# Exercise objective
Reproduce every one of the following entries verbatim, line for line, without any change.

[BEGIN]

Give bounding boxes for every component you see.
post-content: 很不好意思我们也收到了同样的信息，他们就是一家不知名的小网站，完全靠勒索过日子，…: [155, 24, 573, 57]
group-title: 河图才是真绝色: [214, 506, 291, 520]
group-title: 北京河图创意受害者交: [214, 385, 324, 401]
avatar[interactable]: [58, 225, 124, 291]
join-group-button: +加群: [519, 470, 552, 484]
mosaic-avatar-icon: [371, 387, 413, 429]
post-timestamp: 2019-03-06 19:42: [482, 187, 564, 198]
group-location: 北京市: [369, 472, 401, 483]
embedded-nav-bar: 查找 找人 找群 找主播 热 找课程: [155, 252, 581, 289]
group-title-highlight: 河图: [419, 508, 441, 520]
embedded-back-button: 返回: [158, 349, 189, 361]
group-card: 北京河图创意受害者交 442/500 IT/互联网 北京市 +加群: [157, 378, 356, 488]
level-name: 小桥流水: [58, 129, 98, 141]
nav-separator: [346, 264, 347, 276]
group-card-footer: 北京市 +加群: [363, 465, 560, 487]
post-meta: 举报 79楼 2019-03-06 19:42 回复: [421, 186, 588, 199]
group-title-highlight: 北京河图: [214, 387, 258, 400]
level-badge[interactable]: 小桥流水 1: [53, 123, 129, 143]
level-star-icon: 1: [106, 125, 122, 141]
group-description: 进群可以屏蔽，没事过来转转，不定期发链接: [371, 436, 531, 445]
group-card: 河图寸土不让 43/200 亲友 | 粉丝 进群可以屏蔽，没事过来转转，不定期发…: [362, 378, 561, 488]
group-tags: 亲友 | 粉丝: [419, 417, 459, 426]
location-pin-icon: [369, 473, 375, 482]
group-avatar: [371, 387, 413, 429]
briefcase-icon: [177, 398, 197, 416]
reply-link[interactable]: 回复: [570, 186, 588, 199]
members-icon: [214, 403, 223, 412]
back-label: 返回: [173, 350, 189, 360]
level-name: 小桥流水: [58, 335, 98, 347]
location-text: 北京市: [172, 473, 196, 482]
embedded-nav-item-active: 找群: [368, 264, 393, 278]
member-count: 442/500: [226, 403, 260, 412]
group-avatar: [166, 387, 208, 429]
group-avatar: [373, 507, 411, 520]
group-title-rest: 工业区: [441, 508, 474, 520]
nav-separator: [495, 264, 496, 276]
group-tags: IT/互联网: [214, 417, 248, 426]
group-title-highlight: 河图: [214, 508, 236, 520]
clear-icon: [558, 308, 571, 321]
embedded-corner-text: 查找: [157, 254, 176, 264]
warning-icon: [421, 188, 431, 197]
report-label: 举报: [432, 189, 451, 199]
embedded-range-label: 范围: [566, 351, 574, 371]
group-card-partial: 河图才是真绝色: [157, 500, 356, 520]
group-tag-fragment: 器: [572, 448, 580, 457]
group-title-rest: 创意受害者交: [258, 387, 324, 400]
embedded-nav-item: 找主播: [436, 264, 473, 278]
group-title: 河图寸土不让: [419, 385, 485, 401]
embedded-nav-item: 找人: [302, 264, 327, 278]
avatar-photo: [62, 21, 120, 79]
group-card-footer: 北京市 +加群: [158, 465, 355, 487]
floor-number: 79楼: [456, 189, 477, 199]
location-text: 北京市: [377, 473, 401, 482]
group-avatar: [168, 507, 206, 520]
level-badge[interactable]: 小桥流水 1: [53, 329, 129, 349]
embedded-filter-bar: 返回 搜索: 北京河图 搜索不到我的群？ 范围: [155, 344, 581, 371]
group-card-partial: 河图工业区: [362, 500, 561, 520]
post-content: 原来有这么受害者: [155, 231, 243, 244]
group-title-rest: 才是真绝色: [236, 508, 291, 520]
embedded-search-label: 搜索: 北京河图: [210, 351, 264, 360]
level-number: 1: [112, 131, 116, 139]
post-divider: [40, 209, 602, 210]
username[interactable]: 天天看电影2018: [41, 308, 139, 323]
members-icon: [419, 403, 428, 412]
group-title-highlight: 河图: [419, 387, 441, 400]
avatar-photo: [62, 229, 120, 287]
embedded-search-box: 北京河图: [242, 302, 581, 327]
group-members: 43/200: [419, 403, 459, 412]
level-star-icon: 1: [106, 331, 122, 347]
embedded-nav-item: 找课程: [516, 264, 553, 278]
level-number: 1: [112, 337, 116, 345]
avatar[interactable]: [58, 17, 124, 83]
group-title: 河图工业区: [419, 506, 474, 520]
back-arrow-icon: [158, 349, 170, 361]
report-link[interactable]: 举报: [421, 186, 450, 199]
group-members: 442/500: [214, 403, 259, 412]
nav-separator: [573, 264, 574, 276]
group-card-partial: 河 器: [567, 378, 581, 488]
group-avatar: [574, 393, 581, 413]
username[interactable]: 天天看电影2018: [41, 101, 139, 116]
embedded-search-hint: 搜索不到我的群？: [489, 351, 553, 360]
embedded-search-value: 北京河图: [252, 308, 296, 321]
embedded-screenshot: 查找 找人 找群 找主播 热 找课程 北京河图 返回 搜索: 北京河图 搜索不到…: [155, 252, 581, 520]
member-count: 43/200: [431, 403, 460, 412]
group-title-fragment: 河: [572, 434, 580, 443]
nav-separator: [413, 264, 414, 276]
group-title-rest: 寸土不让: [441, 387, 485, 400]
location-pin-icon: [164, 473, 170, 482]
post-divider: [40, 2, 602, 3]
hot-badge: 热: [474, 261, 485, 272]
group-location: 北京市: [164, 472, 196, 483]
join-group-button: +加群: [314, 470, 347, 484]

[END]

# Solution to the problem
Give bounding boxes for every component you see.
post-content: 很不好意思我们也收到了同样的信息，他们就是一家不知名的小网站，完全靠勒索过日子，…: [155, 24, 573, 57]
group-title: 河图才是真绝色: [214, 506, 291, 520]
group-title: 北京河图创意受害者交: [214, 385, 324, 401]
avatar[interactable]: [58, 225, 124, 291]
join-group-button: +加群: [519, 470, 552, 484]
mosaic-avatar-icon: [371, 387, 413, 429]
post-timestamp: 2019-03-06 19:42: [482, 187, 564, 198]
group-location: 北京市: [369, 472, 401, 483]
embedded-nav-bar: 查找 找人 找群 找主播 热 找课程: [155, 252, 581, 289]
group-title-highlight: 河图: [419, 508, 441, 520]
embedded-back-button: 返回: [158, 349, 189, 361]
group-card: 北京河图创意受害者交 442/500 IT/互联网 北京市 +加群: [157, 378, 356, 488]
level-name: 小桥流水: [58, 129, 98, 141]
nav-separator: [346, 264, 347, 276]
group-card-footer: 北京市 +加群: [363, 465, 560, 487]
post-meta: 举报 79楼 2019-03-06 19:42 回复: [421, 186, 588, 199]
group-title-highlight: 北京河图: [214, 387, 258, 400]
level-badge[interactable]: 小桥流水 1: [53, 123, 129, 143]
level-star-icon: 1: [106, 125, 122, 141]
group-description: 进群可以屏蔽，没事过来转转，不定期发链接: [371, 436, 531, 445]
group-card: 河图寸土不让 43/200 亲友 | 粉丝 进群可以屏蔽，没事过来转转，不定期发…: [362, 378, 561, 488]
group-tags: 亲友 | 粉丝: [419, 417, 459, 426]
location-pin-icon: [369, 473, 375, 482]
group-avatar: [371, 387, 413, 429]
briefcase-icon: [177, 398, 197, 416]
reply-link[interactable]: 回复: [570, 186, 588, 199]
members-icon: [214, 403, 223, 412]
back-label: 返回: [173, 350, 189, 360]
level-name: 小桥流水: [58, 335, 98, 347]
location-text: 北京市: [172, 473, 196, 482]
embedded-nav-item-active: 找群: [368, 264, 393, 278]
member-count: 442/500: [226, 403, 260, 412]
group-avatar: [166, 387, 208, 429]
group-avatar: [373, 507, 411, 520]
group-title-rest: 工业区: [441, 508, 474, 520]
nav-separator: [495, 264, 496, 276]
group-tags: IT/互联网: [214, 417, 248, 426]
group-title-highlight: 河图: [214, 508, 236, 520]
clear-icon: [558, 308, 571, 321]
embedded-corner-text: 查找: [157, 254, 176, 264]
warning-icon: [421, 188, 431, 197]
report-label: 举报: [432, 189, 451, 199]
embedded-range-label: 范围: [566, 351, 574, 371]
group-card-partial: 河图才是真绝色: [157, 500, 356, 520]
group-tag-fragment: 器: [572, 448, 580, 457]
group-title-rest: 创意受害者交: [258, 387, 324, 400]
embedded-nav-item: 找主播: [436, 264, 473, 278]
group-title: 河图寸土不让: [419, 385, 485, 401]
embedded-nav-item: 找人: [302, 264, 327, 278]
avatar-photo: [62, 21, 120, 79]
group-card-footer: 北京市 +加群: [158, 465, 355, 487]
floor-number: 79楼: [456, 189, 477, 199]
location-text: 北京市: [377, 473, 401, 482]
group-avatar: [168, 507, 206, 520]
level-badge[interactable]: 小桥流水 1: [53, 329, 129, 349]
embedded-filter-bar: 返回 搜索: 北京河图 搜索不到我的群？ 范围: [155, 344, 581, 371]
group-card-partial: 河图工业区: [362, 500, 561, 520]
post-content: 原来有这么受害者: [155, 231, 243, 244]
group-title-rest: 才是真绝色: [236, 508, 291, 520]
embedded-search-label: 搜索: 北京河图: [210, 351, 264, 360]
level-number: 1: [112, 131, 116, 139]
post-divider: [40, 209, 602, 210]
username[interactable]: 天天看电影2018: [41, 308, 139, 323]
members-icon: [419, 403, 428, 412]
group-title-highlight: 河图: [419, 387, 441, 400]
avatar-photo: [62, 229, 120, 287]
embedded-search-box: 北京河图: [242, 302, 581, 327]
group-members: 43/200: [419, 403, 459, 412]
level-star-icon: 1: [106, 331, 122, 347]
embedded-nav-item: 找课程: [516, 264, 553, 278]
level-number: 1: [112, 337, 116, 345]
avatar[interactable]: [58, 17, 124, 83]
group-title: 河图工业区: [419, 506, 474, 520]
back-arrow-icon: [158, 349, 170, 361]
report-link[interactable]: 举报: [421, 186, 450, 199]
group-members: 442/500: [214, 403, 259, 412]
nav-separator: [573, 264, 574, 276]
group-card-partial: 河 器: [567, 378, 581, 488]
group-avatar: [574, 393, 581, 413]
username[interactable]: 天天看电影2018: [41, 101, 139, 116]
embedded-search-hint: 搜索不到我的群？: [489, 351, 553, 360]
embedded-search-value: 北京河图: [252, 308, 296, 321]
embedded-screenshot: 查找 找人 找群 找主播 热 找课程 北京河图 返回 搜索: 北京河图 搜索不到…: [155, 252, 581, 520]
member-count: 43/200: [431, 403, 460, 412]
group-title-fragment: 河: [572, 434, 580, 443]
nav-separator: [413, 264, 414, 276]
group-title-rest: 寸土不让: [441, 387, 485, 400]
location-pin-icon: [164, 473, 170, 482]
post-divider: [40, 2, 602, 3]
hot-badge: 热: [474, 261, 485, 272]
group-location: 北京市: [164, 472, 196, 483]
join-group-button: +加群: [314, 470, 347, 484]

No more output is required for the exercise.